▶ WHAT THIS TASK INVOLVES: Everything in the data should be repeated exactly, save for the images.

Part of a data file:
=-=-=-=-=
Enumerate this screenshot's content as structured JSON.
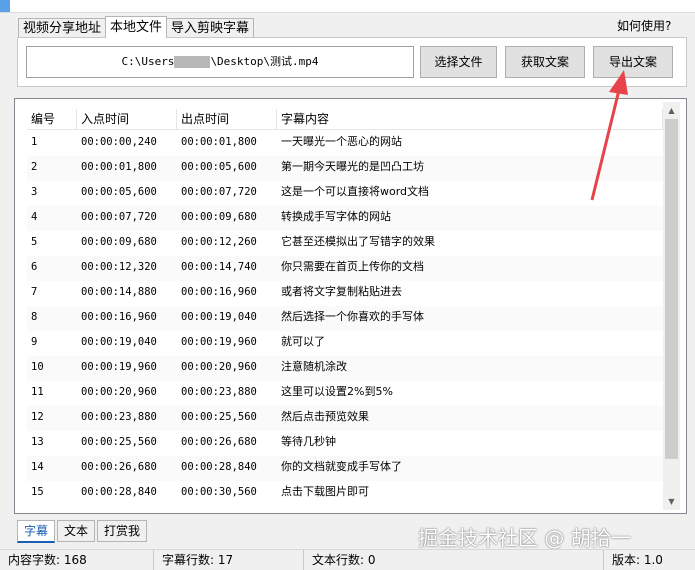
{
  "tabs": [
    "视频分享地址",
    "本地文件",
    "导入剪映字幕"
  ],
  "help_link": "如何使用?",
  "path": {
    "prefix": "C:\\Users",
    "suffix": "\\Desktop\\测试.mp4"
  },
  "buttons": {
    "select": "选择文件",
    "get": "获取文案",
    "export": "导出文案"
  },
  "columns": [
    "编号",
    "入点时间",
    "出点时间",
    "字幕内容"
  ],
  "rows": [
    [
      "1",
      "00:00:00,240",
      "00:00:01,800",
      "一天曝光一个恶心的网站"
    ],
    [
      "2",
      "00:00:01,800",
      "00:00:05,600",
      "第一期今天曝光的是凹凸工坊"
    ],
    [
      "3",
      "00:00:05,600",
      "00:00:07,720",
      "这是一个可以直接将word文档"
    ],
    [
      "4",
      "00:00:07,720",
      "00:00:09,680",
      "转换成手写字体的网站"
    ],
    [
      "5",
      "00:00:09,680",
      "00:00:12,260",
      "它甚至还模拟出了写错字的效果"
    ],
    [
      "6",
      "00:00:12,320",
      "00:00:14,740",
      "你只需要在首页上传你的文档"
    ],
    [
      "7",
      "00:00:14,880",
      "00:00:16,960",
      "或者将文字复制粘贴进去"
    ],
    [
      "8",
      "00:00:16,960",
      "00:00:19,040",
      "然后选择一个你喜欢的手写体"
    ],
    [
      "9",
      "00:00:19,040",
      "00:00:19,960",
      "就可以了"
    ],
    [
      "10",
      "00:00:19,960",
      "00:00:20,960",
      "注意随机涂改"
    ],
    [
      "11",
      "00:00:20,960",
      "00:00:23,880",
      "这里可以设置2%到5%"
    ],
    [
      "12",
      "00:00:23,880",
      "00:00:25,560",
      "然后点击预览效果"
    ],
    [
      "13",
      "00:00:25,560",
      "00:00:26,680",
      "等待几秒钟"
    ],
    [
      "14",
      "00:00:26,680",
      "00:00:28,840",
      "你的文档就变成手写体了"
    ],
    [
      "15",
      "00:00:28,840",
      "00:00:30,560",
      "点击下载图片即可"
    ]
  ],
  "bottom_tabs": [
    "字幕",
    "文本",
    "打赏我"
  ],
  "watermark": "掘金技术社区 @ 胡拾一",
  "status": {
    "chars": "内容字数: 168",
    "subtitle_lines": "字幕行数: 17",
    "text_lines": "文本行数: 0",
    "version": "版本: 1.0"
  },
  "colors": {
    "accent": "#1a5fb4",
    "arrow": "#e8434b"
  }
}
=-=-=-=-=
▶ SOLUTION BELOW:
Enumerate this screenshot's content as structured JSON.
{
  "tabs": [
    "视频分享地址",
    "本地文件",
    "导入剪映字幕"
  ],
  "help_link": "如何使用?",
  "path": {
    "prefix": "C:\\Users",
    "suffix": "\\Desktop\\测试.mp4"
  },
  "buttons": {
    "select": "选择文件",
    "get": "获取文案",
    "export": "导出文案"
  },
  "columns": [
    "编号",
    "入点时间",
    "出点时间",
    "字幕内容"
  ],
  "rows": [
    [
      "1",
      "00:00:00,240",
      "00:00:01,800",
      "一天曝光一个恶心的网站"
    ],
    [
      "2",
      "00:00:01,800",
      "00:00:05,600",
      "第一期今天曝光的是凹凸工坊"
    ],
    [
      "3",
      "00:00:05,600",
      "00:00:07,720",
      "这是一个可以直接将word文档"
    ],
    [
      "4",
      "00:00:07,720",
      "00:00:09,680",
      "转换成手写字体的网站"
    ],
    [
      "5",
      "00:00:09,680",
      "00:00:12,260",
      "它甚至还模拟出了写错字的效果"
    ],
    [
      "6",
      "00:00:12,320",
      "00:00:14,740",
      "你只需要在首页上传你的文档"
    ],
    [
      "7",
      "00:00:14,880",
      "00:00:16,960",
      "或者将文字复制粘贴进去"
    ],
    [
      "8",
      "00:00:16,960",
      "00:00:19,040",
      "然后选择一个你喜欢的手写体"
    ],
    [
      "9",
      "00:00:19,040",
      "00:00:19,960",
      "就可以了"
    ],
    [
      "10",
      "00:00:19,960",
      "00:00:20,960",
      "注意随机涂改"
    ],
    [
      "11",
      "00:00:20,960",
      "00:00:23,880",
      "这里可以设置2%到5%"
    ],
    [
      "12",
      "00:00:23,880",
      "00:00:25,560",
      "然后点击预览效果"
    ],
    [
      "13",
      "00:00:25,560",
      "00:00:26,680",
      "等待几秒钟"
    ],
    [
      "14",
      "00:00:26,680",
      "00:00:28,840",
      "你的文档就变成手写体了"
    ],
    [
      "15",
      "00:00:28,840",
      "00:00:30,560",
      "点击下载图片即可"
    ]
  ],
  "bottom_tabs": [
    "字幕",
    "文本",
    "打赏我"
  ],
  "watermark": "掘金技术社区 @ 胡拾一",
  "status": {
    "chars": "内容字数: 168",
    "subtitle_lines": "字幕行数: 17",
    "text_lines": "文本行数: 0",
    "version": "版本: 1.0"
  },
  "colors": {
    "accent": "#1a5fb4",
    "arrow": "#e8434b"
  }
}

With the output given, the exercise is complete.